-------- Supplied records --------

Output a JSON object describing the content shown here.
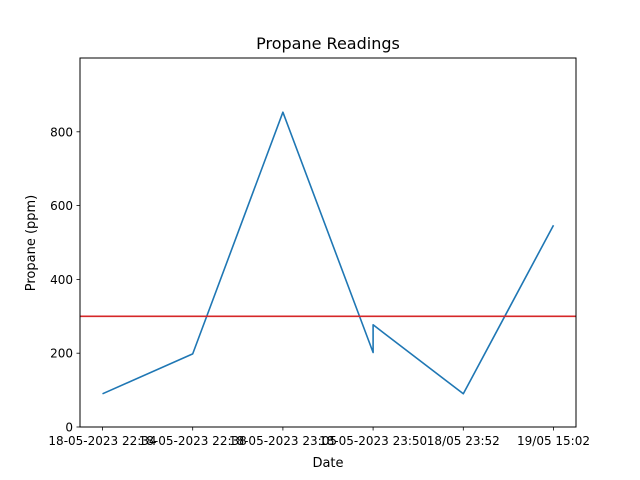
{
  "chart_data": {
    "type": "line",
    "title": "Propane Readings",
    "xlabel": "Date",
    "ylabel": "Propane (ppm)",
    "x_tick_labels": [
      "18-05-2023 22:34",
      "18-05-2023 22:38",
      "18-05-2023 23:05",
      "18-05-2023 23:50",
      "18/05 23:52",
      "19/05 15:02"
    ],
    "y_ticks": [
      0,
      200,
      400,
      600,
      800
    ],
    "ylim": [
      0,
      1000
    ],
    "grid": false,
    "legend": "none",
    "series": [
      {
        "color": "#1f77b4",
        "points": [
          {
            "x": "18-05-2023 22:34",
            "y": 90
          },
          {
            "x": "18-05-2023 22:38",
            "y": 198
          },
          {
            "x": "18-05-2023 23:05",
            "y": 853
          },
          {
            "x": "18-05-2023 23:50",
            "y": 202
          },
          {
            "x": "18-05-2023 23:50",
            "y": 277
          },
          {
            "x": "18/05 23:52",
            "y": 90
          },
          {
            "x": "19/05 15:02",
            "y": 547
          }
        ]
      }
    ],
    "threshold": {
      "y": 300,
      "color": "#d62728"
    }
  }
}
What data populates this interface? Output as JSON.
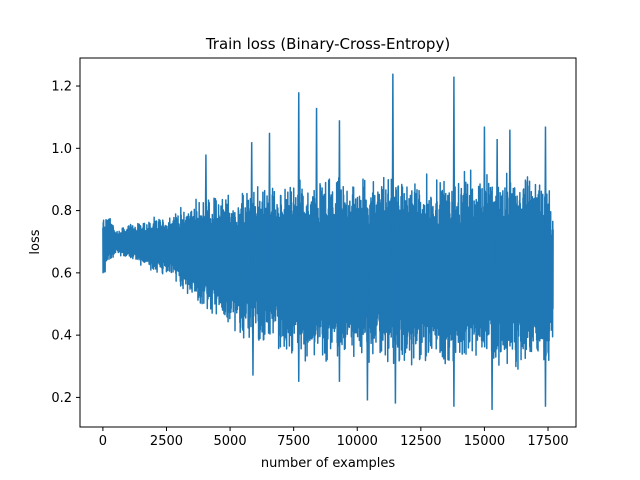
{
  "chart_data": {
    "type": "line",
    "title": "Train loss  (Binary-Cross-Entropy)",
    "xlabel": "number of examples",
    "ylabel": "loss",
    "xlim": [
      -900,
      18600
    ],
    "ylim": [
      0.105,
      1.29
    ],
    "xticks": [
      0,
      2500,
      5000,
      7500,
      10000,
      12500,
      15000,
      17500
    ],
    "xtick_labels": [
      "0",
      "2500",
      "5000",
      "7500",
      "10000",
      "12500",
      "15000",
      "17500"
    ],
    "yticks": [
      0.2,
      0.4,
      0.6,
      0.8,
      1.0,
      1.2
    ],
    "ytick_labels": [
      "0.2",
      "0.4",
      "0.6",
      "0.8",
      "1.0",
      "1.2"
    ],
    "grid": false,
    "legend": "none",
    "series": [
      {
        "color": "#1f77b4",
        "x": [
          0,
          250,
          500,
          750,
          1000,
          1500,
          2000,
          2500,
          3000,
          3500,
          4000,
          4500,
          5000,
          5500,
          6000,
          6500,
          7000,
          7500,
          8000,
          8500,
          9000,
          9500,
          10000,
          10500,
          11000,
          11500,
          12000,
          12500,
          13000,
          13500,
          14000,
          14500,
          15000,
          15500,
          16000,
          16500,
          17000,
          17500,
          17700
        ],
        "y_max": [
          0.79,
          0.8,
          0.74,
          0.75,
          0.76,
          0.77,
          0.78,
          0.79,
          0.81,
          0.84,
          0.85,
          0.86,
          0.87,
          0.88,
          0.89,
          0.9,
          0.9,
          0.91,
          0.91,
          0.92,
          0.92,
          0.92,
          0.92,
          0.93,
          0.93,
          0.93,
          0.93,
          0.93,
          0.93,
          0.93,
          0.93,
          0.94,
          0.94,
          0.94,
          0.94,
          0.94,
          0.94,
          0.94,
          0.81
        ],
        "y_min": [
          0.58,
          0.62,
          0.66,
          0.65,
          0.64,
          0.62,
          0.6,
          0.58,
          0.55,
          0.5,
          0.47,
          0.44,
          0.41,
          0.38,
          0.36,
          0.35,
          0.33,
          0.32,
          0.31,
          0.31,
          0.3,
          0.3,
          0.3,
          0.29,
          0.29,
          0.29,
          0.29,
          0.29,
          0.28,
          0.28,
          0.28,
          0.28,
          0.28,
          0.28,
          0.28,
          0.28,
          0.27,
          0.27,
          0.36
        ],
        "spikes_high": [
          [
            4050,
            0.98
          ],
          [
            5850,
            1.02
          ],
          [
            6550,
            1.05
          ],
          [
            7700,
            1.18
          ],
          [
            8400,
            1.13
          ],
          [
            9300,
            1.09
          ],
          [
            11400,
            1.24
          ],
          [
            13800,
            1.23
          ],
          [
            15000,
            1.07
          ],
          [
            15500,
            1.03
          ],
          [
            16000,
            1.06
          ],
          [
            17400,
            1.07
          ]
        ],
        "spikes_low": [
          [
            5900,
            0.27
          ],
          [
            7700,
            0.25
          ],
          [
            9300,
            0.25
          ],
          [
            10400,
            0.19
          ],
          [
            11500,
            0.18
          ],
          [
            13800,
            0.17
          ],
          [
            15300,
            0.16
          ],
          [
            17400,
            0.17
          ]
        ]
      }
    ]
  }
}
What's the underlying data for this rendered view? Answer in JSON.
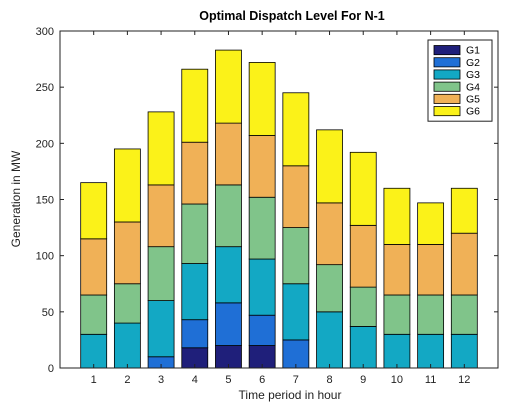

--------

▸ **Directive**: Extract all lines that hold the word "xlabel".

▸ **Full output**:
    "xlabel": "Date",
    "xlabel": "number of examples",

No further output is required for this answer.